BRIEF: Find the string "ylabel" in the records. Copy every line it appears in.

GIVEN RECORDS:
+-------+

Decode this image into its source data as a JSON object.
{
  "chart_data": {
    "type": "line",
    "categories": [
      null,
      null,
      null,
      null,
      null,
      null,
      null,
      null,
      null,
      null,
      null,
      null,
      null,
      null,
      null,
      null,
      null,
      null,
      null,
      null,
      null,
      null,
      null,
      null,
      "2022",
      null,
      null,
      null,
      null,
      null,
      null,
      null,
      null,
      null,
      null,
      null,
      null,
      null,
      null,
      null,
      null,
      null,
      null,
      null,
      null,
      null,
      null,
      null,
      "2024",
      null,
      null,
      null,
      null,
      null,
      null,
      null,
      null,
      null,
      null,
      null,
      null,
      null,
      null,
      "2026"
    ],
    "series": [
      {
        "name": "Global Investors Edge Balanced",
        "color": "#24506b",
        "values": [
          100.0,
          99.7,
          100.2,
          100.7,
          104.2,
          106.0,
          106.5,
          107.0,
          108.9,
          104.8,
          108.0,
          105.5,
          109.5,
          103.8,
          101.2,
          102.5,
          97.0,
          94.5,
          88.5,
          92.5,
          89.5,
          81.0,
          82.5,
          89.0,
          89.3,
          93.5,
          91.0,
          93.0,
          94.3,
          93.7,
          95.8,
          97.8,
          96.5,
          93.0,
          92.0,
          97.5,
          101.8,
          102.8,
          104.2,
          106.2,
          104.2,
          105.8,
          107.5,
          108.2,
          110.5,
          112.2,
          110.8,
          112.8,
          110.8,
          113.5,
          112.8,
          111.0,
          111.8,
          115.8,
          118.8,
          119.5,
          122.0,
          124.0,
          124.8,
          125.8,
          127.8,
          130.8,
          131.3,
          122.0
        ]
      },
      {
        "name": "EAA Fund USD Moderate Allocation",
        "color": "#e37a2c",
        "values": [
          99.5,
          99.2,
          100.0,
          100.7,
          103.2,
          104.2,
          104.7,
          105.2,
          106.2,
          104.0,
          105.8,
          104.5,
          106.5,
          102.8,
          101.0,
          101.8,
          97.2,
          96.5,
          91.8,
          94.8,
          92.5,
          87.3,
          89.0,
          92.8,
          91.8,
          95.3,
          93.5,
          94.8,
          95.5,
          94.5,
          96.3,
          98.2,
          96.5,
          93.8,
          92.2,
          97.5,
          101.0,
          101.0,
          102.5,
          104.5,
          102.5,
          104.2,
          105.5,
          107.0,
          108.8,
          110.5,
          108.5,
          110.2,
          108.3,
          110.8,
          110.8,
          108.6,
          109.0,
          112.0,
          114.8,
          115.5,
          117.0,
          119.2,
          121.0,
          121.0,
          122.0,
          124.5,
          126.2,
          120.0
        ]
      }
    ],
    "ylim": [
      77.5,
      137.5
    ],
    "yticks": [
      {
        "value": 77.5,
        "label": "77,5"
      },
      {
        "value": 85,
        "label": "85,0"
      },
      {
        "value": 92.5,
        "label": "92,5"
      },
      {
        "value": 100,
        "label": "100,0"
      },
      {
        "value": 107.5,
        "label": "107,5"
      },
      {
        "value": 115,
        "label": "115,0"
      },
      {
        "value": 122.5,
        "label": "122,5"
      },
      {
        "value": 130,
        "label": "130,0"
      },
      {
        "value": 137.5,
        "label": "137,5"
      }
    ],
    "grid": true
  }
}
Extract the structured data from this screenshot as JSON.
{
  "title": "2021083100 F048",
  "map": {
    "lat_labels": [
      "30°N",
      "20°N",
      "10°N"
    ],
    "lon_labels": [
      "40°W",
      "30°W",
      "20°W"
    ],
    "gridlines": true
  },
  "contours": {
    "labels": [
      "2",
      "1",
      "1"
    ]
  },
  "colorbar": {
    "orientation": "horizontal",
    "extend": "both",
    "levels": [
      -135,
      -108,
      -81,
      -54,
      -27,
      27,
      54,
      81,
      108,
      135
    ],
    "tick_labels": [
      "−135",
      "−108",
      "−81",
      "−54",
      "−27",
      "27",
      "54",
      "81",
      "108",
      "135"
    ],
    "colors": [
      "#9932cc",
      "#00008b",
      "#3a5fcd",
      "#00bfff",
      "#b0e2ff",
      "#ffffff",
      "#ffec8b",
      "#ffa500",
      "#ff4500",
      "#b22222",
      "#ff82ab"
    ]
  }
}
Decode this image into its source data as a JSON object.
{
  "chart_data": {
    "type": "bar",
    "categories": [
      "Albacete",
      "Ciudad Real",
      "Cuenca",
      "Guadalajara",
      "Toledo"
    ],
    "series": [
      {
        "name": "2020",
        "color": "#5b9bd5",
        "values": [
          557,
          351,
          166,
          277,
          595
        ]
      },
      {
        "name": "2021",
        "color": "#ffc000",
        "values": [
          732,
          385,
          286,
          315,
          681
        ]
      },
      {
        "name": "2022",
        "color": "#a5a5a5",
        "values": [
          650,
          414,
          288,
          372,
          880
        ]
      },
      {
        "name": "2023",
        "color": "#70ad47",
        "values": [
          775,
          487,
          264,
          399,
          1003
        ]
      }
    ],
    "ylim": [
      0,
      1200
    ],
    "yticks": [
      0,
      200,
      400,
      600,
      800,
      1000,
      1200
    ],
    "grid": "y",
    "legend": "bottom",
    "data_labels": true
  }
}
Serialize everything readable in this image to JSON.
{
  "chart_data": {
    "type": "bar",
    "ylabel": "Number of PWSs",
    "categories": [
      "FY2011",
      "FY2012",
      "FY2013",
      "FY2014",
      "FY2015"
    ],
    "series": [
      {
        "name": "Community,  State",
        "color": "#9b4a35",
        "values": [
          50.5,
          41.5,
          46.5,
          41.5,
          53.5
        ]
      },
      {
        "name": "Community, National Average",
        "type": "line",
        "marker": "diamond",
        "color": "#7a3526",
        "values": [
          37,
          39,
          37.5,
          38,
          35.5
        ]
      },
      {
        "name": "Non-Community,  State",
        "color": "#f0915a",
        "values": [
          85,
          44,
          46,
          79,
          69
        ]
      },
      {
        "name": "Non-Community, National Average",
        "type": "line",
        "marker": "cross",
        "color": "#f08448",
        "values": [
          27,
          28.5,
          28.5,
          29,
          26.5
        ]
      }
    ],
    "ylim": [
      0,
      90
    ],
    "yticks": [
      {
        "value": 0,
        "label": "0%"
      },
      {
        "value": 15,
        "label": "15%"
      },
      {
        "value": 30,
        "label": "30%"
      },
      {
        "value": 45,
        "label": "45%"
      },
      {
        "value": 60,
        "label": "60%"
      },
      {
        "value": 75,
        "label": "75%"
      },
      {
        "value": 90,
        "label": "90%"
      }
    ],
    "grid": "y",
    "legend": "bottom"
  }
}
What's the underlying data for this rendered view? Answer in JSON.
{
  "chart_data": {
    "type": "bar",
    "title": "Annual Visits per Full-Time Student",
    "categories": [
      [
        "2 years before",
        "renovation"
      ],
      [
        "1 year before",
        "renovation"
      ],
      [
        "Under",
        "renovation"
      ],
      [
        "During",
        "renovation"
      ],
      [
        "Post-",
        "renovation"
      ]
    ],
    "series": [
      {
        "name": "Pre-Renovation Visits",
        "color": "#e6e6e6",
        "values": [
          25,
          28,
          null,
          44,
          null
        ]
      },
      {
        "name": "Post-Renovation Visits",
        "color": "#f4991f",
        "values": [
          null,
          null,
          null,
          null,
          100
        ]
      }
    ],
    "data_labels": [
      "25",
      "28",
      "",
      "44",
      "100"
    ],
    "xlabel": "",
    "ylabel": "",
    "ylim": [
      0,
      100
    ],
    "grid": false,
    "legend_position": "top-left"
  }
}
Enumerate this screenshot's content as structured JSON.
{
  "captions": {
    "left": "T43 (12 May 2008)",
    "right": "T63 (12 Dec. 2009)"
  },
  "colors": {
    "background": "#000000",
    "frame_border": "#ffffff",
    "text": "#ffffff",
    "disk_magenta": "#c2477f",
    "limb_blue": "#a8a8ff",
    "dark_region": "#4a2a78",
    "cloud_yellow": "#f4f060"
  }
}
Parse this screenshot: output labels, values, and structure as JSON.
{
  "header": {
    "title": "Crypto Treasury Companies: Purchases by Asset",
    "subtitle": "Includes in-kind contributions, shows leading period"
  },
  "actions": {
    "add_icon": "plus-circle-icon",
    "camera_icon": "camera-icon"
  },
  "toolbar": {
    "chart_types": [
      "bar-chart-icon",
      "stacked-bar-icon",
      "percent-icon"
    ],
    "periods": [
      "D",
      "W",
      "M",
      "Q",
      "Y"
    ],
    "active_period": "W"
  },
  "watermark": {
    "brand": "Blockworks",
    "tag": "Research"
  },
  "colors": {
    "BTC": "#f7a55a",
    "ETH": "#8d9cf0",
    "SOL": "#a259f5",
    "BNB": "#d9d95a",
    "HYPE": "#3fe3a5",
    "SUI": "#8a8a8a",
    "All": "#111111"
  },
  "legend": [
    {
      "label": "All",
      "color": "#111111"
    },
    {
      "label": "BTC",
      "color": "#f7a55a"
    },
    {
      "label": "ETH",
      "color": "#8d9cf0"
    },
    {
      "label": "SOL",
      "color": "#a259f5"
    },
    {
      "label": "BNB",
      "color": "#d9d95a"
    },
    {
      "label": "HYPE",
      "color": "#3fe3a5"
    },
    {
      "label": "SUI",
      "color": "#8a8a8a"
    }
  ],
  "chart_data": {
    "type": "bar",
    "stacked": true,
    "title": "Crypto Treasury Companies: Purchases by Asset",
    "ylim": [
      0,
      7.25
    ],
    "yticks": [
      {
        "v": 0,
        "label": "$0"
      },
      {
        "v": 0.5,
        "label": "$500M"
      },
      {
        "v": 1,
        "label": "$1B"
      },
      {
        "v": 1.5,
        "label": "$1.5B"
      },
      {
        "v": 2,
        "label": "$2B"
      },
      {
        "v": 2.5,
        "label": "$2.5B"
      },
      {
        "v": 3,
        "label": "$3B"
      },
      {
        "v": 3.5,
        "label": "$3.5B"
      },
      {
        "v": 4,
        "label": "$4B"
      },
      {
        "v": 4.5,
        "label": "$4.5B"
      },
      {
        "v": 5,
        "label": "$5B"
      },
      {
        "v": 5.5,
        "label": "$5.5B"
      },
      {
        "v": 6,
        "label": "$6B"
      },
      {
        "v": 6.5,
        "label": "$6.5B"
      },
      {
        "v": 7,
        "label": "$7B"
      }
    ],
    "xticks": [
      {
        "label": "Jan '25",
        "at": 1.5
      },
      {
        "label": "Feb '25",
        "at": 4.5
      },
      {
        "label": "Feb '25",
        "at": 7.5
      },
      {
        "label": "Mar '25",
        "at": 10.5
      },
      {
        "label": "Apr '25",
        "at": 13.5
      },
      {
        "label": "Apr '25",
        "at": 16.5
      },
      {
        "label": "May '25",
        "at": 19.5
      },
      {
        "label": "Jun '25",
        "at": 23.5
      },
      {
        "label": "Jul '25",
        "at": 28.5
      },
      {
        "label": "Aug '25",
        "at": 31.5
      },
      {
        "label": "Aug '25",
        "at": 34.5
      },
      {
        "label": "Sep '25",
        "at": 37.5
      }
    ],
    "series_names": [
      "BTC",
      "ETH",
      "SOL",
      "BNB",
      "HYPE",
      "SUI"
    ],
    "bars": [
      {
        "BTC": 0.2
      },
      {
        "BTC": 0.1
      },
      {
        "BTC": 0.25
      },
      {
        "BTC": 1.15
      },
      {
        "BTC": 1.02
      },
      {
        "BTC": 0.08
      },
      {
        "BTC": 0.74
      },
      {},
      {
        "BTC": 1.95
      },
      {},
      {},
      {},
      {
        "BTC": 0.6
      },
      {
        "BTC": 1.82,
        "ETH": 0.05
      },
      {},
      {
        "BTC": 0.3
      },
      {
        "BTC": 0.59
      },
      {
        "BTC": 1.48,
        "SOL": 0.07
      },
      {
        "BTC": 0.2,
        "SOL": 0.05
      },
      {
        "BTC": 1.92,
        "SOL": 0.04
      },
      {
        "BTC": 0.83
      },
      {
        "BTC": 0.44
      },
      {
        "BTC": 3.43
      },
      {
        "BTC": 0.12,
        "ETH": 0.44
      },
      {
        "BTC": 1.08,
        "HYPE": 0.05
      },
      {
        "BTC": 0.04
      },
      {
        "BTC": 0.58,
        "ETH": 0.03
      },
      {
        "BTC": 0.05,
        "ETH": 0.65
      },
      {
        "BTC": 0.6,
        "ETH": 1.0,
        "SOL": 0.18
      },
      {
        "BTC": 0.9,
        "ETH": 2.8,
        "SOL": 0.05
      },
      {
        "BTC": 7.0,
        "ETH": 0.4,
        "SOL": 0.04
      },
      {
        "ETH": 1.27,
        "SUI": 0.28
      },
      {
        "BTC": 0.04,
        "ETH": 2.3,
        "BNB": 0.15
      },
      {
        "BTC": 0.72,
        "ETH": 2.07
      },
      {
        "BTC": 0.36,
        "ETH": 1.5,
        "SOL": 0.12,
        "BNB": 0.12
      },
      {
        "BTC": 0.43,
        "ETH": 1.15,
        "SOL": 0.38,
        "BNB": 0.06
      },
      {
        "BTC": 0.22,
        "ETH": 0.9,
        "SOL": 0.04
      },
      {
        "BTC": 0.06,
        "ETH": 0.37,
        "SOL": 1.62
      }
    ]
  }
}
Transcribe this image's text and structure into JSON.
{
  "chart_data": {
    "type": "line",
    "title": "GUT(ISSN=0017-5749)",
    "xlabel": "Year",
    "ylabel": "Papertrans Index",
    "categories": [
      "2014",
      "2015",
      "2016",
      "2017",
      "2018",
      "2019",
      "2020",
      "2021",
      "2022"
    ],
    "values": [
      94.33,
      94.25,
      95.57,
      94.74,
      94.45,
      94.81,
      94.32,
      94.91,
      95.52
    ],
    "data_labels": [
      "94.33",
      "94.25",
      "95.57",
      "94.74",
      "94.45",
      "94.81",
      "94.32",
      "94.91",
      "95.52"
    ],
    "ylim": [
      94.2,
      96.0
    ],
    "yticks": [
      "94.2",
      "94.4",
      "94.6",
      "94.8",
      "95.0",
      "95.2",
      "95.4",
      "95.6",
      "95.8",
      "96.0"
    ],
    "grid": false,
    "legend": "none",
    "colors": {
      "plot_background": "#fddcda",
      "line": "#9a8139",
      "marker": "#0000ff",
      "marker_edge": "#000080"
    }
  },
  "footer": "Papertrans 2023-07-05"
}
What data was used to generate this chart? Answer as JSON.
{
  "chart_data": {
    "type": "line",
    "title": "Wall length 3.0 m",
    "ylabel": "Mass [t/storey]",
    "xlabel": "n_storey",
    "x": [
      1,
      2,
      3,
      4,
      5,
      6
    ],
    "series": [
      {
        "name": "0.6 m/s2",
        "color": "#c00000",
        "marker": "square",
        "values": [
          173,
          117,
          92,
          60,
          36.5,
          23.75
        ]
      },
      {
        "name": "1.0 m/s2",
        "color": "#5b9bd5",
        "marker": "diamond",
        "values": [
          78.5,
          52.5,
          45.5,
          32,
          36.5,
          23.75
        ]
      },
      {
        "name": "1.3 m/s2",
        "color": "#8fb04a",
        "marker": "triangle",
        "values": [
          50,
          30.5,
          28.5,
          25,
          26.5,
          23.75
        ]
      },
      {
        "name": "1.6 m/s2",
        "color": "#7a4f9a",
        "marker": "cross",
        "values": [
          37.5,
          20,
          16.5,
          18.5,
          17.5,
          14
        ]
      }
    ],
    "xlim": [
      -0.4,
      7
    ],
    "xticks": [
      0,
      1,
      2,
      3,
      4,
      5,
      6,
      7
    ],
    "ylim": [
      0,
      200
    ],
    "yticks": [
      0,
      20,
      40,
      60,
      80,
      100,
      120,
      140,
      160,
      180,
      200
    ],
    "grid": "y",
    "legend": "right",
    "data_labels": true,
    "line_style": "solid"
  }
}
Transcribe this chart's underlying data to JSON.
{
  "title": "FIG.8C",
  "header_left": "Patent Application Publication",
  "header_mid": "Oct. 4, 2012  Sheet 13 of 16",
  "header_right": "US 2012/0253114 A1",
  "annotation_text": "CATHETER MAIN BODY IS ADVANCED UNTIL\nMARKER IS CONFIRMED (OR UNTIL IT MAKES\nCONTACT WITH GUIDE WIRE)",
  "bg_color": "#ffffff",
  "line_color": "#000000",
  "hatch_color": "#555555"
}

+-------+

SOLUTION BELOW:
    "ylabel": "Number of PWSs",
    "ylabel": "",
    "ylabel": "Papertrans Index",
    "ylabel": "Mass [t/storey]",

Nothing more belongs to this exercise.